# AIM OF THE EXERCISE
Identify the lines that contain the word "name" and copy each one.

# ENTRIES PROVIDED

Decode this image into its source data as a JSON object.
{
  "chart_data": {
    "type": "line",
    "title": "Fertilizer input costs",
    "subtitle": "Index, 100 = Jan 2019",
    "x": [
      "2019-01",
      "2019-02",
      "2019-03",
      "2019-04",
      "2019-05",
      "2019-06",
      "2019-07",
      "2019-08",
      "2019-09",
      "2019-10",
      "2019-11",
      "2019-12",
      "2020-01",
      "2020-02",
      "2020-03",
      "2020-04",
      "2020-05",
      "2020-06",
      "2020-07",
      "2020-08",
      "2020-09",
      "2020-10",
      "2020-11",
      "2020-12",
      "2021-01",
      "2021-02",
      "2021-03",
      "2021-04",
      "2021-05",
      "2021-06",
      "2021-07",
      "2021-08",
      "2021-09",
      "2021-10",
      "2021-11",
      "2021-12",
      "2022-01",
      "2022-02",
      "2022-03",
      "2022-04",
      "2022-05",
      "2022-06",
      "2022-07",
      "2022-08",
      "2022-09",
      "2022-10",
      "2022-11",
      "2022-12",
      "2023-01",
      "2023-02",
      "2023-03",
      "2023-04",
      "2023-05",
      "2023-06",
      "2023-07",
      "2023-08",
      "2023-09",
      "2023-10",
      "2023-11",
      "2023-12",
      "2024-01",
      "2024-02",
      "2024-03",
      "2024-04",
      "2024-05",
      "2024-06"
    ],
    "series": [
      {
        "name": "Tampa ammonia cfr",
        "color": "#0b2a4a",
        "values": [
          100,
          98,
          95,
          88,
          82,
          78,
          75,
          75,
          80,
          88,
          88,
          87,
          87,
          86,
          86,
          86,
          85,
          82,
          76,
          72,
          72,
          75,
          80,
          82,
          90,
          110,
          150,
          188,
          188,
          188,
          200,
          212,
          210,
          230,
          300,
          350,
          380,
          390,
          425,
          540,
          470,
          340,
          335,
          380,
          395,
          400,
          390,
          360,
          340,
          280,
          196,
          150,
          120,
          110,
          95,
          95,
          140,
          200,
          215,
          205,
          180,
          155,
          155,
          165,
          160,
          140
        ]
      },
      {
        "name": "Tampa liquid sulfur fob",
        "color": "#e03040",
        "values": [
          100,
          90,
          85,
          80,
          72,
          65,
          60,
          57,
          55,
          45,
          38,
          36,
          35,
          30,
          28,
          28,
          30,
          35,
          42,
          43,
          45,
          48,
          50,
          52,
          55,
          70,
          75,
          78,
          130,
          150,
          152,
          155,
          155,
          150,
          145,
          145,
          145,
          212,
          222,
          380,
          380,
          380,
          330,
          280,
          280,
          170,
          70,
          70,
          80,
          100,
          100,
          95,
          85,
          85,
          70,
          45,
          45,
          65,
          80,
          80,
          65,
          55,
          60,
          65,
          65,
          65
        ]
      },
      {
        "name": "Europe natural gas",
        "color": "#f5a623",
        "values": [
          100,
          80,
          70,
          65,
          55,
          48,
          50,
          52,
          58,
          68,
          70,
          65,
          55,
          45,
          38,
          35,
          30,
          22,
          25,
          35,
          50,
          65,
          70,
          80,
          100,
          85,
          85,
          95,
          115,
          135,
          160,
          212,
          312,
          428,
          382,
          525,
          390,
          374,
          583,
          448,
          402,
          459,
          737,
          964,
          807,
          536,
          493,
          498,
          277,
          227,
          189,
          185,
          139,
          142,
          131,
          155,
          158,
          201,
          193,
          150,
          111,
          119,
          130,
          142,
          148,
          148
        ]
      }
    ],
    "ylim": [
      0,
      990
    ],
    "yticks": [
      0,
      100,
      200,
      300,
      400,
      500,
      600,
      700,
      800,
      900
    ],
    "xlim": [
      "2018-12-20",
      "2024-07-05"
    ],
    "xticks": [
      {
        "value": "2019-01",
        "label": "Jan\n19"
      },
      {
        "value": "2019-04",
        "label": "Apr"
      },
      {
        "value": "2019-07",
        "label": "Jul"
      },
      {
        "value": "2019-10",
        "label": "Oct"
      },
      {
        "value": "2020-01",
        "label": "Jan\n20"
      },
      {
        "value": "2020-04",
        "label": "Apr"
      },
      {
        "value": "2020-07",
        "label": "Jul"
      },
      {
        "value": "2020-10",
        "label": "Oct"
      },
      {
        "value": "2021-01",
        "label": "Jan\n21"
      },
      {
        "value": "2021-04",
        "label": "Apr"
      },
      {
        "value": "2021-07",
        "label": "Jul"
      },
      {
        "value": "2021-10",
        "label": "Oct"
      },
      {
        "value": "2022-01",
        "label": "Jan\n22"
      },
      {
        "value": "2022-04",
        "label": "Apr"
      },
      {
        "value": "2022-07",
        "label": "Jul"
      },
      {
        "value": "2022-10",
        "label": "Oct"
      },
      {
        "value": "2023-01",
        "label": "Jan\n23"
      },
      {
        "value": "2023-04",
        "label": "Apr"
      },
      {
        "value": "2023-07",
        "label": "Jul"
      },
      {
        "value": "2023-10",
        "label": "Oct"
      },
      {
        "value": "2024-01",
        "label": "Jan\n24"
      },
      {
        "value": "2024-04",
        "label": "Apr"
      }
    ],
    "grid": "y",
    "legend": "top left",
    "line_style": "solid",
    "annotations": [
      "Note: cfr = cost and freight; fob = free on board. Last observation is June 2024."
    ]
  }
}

# TASK ANSWER
        "name": "Tampa ammonia cfr",
        "name": "Tampa liquid sulfur fob",
        "name": "Europe natural gas",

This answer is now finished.